[Stored data entries]
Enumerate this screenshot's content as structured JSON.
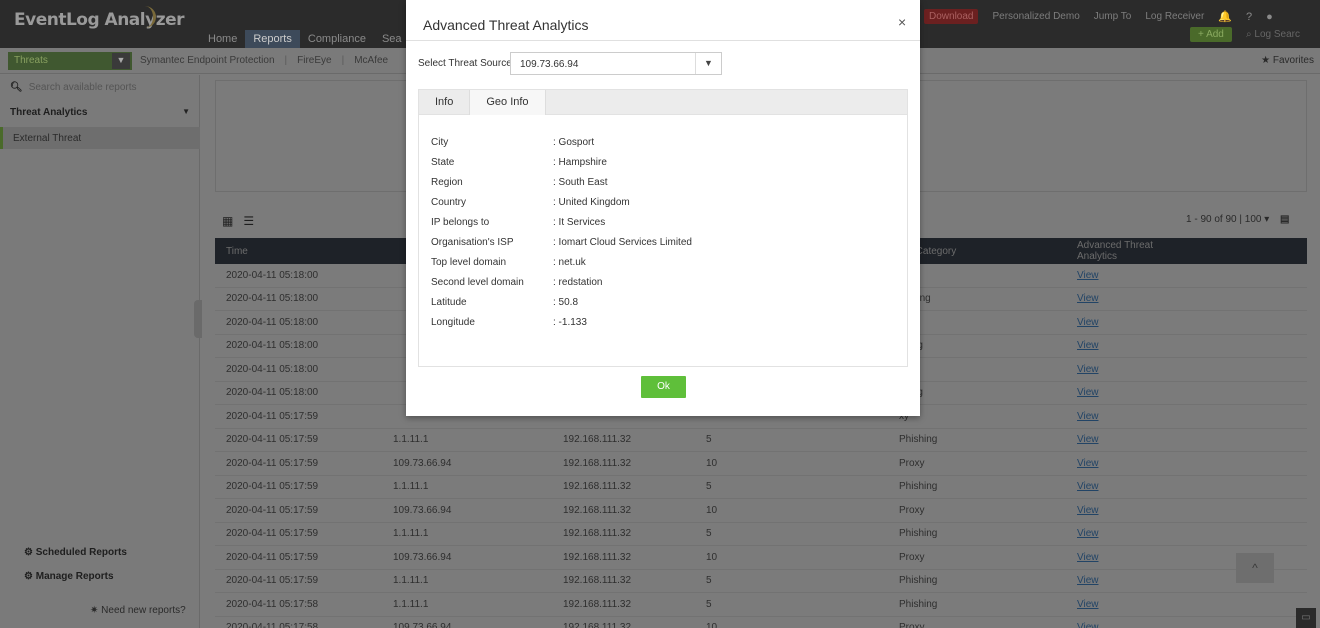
{
  "app": {
    "title": "EventLog Analyzer",
    "nav": [
      "Home",
      "Reports",
      "Compliance",
      "Sea"
    ],
    "active_nav": "Reports",
    "right_nav": {
      "download": "Download",
      "personalized_demo": "Personalized Demo",
      "jump_to": "Jump To",
      "log_receiver": "Log Receiver",
      "help": "?",
      "add": "+ Add",
      "log_search": "Log Searc"
    }
  },
  "subbar": {
    "selected_category": "Threats",
    "tabs": [
      "Symantec Endpoint Protection",
      "FireEye",
      "McAfee"
    ],
    "favorites": "Favorites"
  },
  "sidebar": {
    "search_placeholder": "Search available reports",
    "category": "Threat Analytics",
    "selected_item": "External Threat",
    "scheduled_reports": "Scheduled Reports",
    "manage_reports": "Manage Reports",
    "need_new_reports": "Need new reports?"
  },
  "grid": {
    "pager": "1 - 90 of 90",
    "page_size": "100",
    "headers": {
      "time": "Time",
      "category": "eat Category",
      "ata": "Advanced Threat Analytics"
    },
    "rows": [
      {
        "time": "2020-04-11 05:18:00",
        "src": "",
        "dst": "",
        "sev": "",
        "cat": "xy",
        "link": "View"
      },
      {
        "time": "2020-04-11 05:18:00",
        "src": "",
        "dst": "",
        "sev": "",
        "cat": "hishing",
        "link": "View"
      },
      {
        "time": "2020-04-11 05:18:00",
        "src": "",
        "dst": "",
        "sev": "",
        "cat": "xy",
        "link": "View"
      },
      {
        "time": "2020-04-11 05:18:00",
        "src": "",
        "dst": "",
        "sev": "",
        "cat": "shing",
        "link": "View"
      },
      {
        "time": "2020-04-11 05:18:00",
        "src": "",
        "dst": "",
        "sev": "",
        "cat": "xy",
        "link": "View"
      },
      {
        "time": "2020-04-11 05:18:00",
        "src": "",
        "dst": "",
        "sev": "",
        "cat": "shing",
        "link": "View"
      },
      {
        "time": "2020-04-11 05:17:59",
        "src": "",
        "dst": "",
        "sev": "",
        "cat": "xy",
        "link": "View"
      },
      {
        "time": "2020-04-11 05:17:59",
        "src": "1.1.11.1",
        "dst": "192.168.111.32",
        "sev": "5",
        "cat": "Phishing",
        "link": "View"
      },
      {
        "time": "2020-04-11 05:17:59",
        "src": "109.73.66.94",
        "dst": "192.168.111.32",
        "sev": "10",
        "cat": "Proxy",
        "link": "View"
      },
      {
        "time": "2020-04-11 05:17:59",
        "src": "1.1.11.1",
        "dst": "192.168.111.32",
        "sev": "5",
        "cat": "Phishing",
        "link": "View"
      },
      {
        "time": "2020-04-11 05:17:59",
        "src": "109.73.66.94",
        "dst": "192.168.111.32",
        "sev": "10",
        "cat": "Proxy",
        "link": "View"
      },
      {
        "time": "2020-04-11 05:17:59",
        "src": "1.1.11.1",
        "dst": "192.168.111.32",
        "sev": "5",
        "cat": "Phishing",
        "link": "View"
      },
      {
        "time": "2020-04-11 05:17:59",
        "src": "109.73.66.94",
        "dst": "192.168.111.32",
        "sev": "10",
        "cat": "Proxy",
        "link": "View"
      },
      {
        "time": "2020-04-11 05:17:59",
        "src": "1.1.11.1",
        "dst": "192.168.111.32",
        "sev": "5",
        "cat": "Phishing",
        "link": "View"
      },
      {
        "time": "2020-04-11 05:17:58",
        "src": "1.1.11.1",
        "dst": "192.168.111.32",
        "sev": "5",
        "cat": "Phishing",
        "link": "View"
      },
      {
        "time": "2020-04-11 05:17:58",
        "src": "109.73.66.94",
        "dst": "192.168.111.32",
        "sev": "10",
        "cat": "Proxy",
        "link": "View"
      }
    ]
  },
  "modal": {
    "title": "Advanced Threat Analytics",
    "close": "×",
    "source_label": "Select Threat Source",
    "source_value": "109.73.66.94",
    "tabs": [
      "Info",
      "Geo Info"
    ],
    "active_tab": "Geo Info",
    "geo": [
      {
        "key": "City",
        "value": ": Gosport"
      },
      {
        "key": "State",
        "value": ": Hampshire"
      },
      {
        "key": "Region",
        "value": ": South East"
      },
      {
        "key": "Country",
        "value": ": United Kingdom"
      },
      {
        "key": "IP belongs to",
        "value": ": It Services"
      },
      {
        "key": "Organisation's ISP",
        "value": ": Iomart Cloud Services Limited"
      },
      {
        "key": "Top level domain",
        "value": ": net.uk"
      },
      {
        "key": "Second level domain",
        "value": ": redstation"
      },
      {
        "key": "Latitude",
        "value": ": 50.8"
      },
      {
        "key": "Longitude",
        "value": ": -1.133"
      }
    ],
    "ok_label": "Ok"
  },
  "colors": {
    "accent_green": "#5fbf3a",
    "grid_header": "#1e2228",
    "overlay": "#7b7b7b"
  }
}
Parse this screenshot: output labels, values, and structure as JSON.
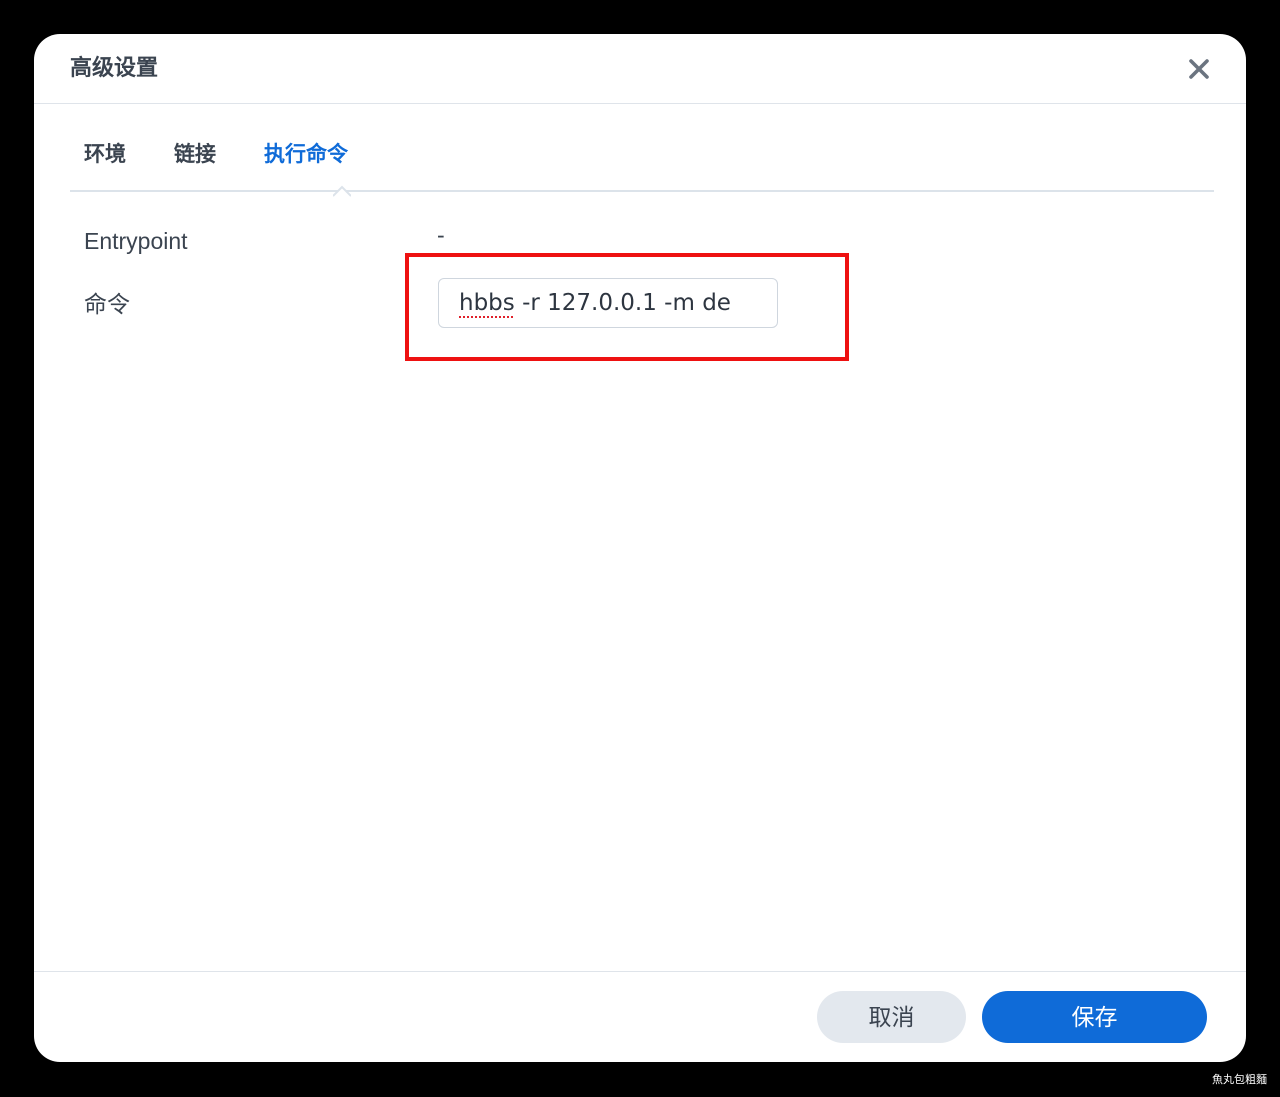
{
  "dialog": {
    "title": "高级设置",
    "close_icon": "close-icon"
  },
  "tabs": [
    {
      "label": "环境",
      "active": false
    },
    {
      "label": "链接",
      "active": false
    },
    {
      "label": "执行命令",
      "active": true
    }
  ],
  "fields": {
    "entrypoint": {
      "label": "Entrypoint",
      "value": "-"
    },
    "command": {
      "label": "命令",
      "value": "hbbs -r 127.0.0.1 -m de",
      "value_parts": {
        "misspelled": "hbbs",
        "rest": " -r 127.0.0.1 -m de"
      }
    }
  },
  "footer": {
    "cancel_label": "取消",
    "save_label": "保存"
  },
  "watermark": "魚丸包粗麵",
  "colors": {
    "accent": "#0f6bd8",
    "highlight": "#ee1111",
    "cancel_bg": "#e3e8ee",
    "text": "#3b4450"
  }
}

WHAT IS EXPECTED: Find every line above that contains the word "this", and return each one.

THE OUTPUT:
Enumerate this screenshot's content as structured JSON.
Parse this screenshot: output labels, values, and structure as JSON.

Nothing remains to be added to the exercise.